◆ JOB
Narrow the data below down to the lines containing "title".

*** MATERIAL SUPPLIED

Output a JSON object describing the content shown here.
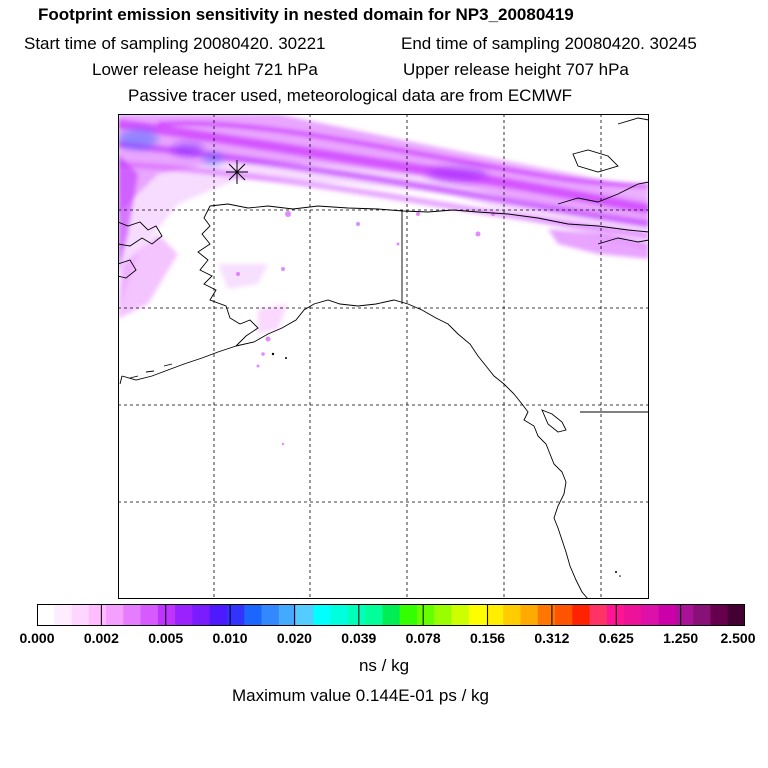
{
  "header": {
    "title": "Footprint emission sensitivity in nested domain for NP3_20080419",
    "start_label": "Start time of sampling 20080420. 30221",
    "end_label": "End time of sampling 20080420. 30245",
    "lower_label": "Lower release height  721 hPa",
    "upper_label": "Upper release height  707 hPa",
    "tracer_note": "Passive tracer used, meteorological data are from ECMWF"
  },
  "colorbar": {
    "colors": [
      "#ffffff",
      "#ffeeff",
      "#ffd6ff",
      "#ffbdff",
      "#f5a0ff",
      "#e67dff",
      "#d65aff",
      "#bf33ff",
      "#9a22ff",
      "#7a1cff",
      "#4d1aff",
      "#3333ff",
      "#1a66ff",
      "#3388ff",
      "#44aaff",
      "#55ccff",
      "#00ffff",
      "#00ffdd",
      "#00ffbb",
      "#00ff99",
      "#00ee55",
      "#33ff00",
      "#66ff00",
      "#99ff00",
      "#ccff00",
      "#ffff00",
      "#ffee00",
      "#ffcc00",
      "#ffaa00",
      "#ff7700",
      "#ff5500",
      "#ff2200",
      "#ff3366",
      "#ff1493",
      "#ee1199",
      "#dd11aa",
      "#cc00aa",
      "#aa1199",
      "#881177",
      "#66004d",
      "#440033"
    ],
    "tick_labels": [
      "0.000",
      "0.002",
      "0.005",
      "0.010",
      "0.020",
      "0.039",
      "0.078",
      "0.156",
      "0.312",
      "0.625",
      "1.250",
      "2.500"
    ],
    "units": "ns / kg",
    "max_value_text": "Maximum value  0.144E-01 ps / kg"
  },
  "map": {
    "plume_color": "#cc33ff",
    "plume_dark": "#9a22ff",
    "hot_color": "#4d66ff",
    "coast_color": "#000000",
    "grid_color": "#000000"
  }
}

******
*** MATERIAL SUPPLIED

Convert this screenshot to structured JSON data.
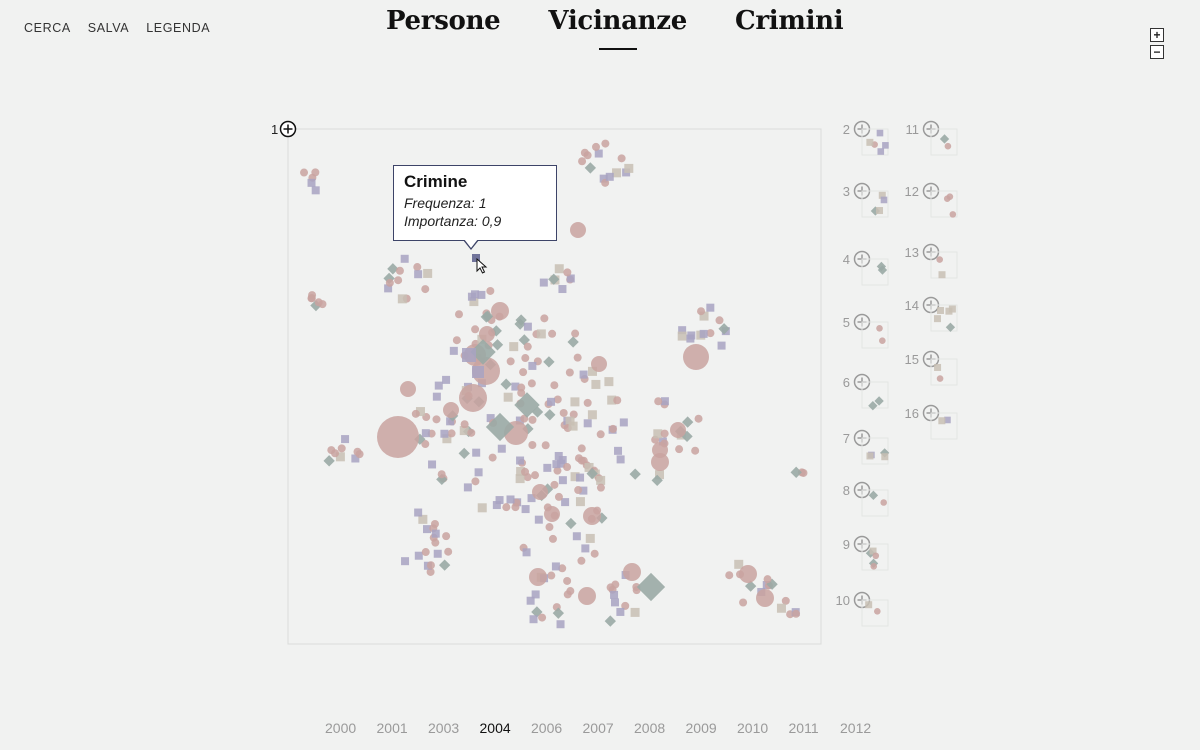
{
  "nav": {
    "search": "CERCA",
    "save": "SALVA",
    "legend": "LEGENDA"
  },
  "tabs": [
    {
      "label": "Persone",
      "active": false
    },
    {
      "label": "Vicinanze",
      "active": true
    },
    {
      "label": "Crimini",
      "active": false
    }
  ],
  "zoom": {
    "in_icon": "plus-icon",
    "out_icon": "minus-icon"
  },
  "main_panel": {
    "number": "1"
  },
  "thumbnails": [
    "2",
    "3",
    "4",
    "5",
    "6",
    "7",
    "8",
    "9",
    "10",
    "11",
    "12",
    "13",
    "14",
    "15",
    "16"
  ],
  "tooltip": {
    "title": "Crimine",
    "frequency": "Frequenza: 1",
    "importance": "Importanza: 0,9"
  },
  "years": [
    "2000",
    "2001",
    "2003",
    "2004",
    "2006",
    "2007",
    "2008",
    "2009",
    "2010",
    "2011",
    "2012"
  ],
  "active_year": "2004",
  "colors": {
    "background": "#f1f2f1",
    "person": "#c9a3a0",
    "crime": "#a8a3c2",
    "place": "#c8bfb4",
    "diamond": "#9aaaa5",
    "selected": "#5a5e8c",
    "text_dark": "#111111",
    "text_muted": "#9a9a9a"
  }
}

******

◆ RESULT FOR THIS EXERCISE
    "title": "Footprint emission sensitivity in nested domain for NP3_20080419",
    "title": "Crimine",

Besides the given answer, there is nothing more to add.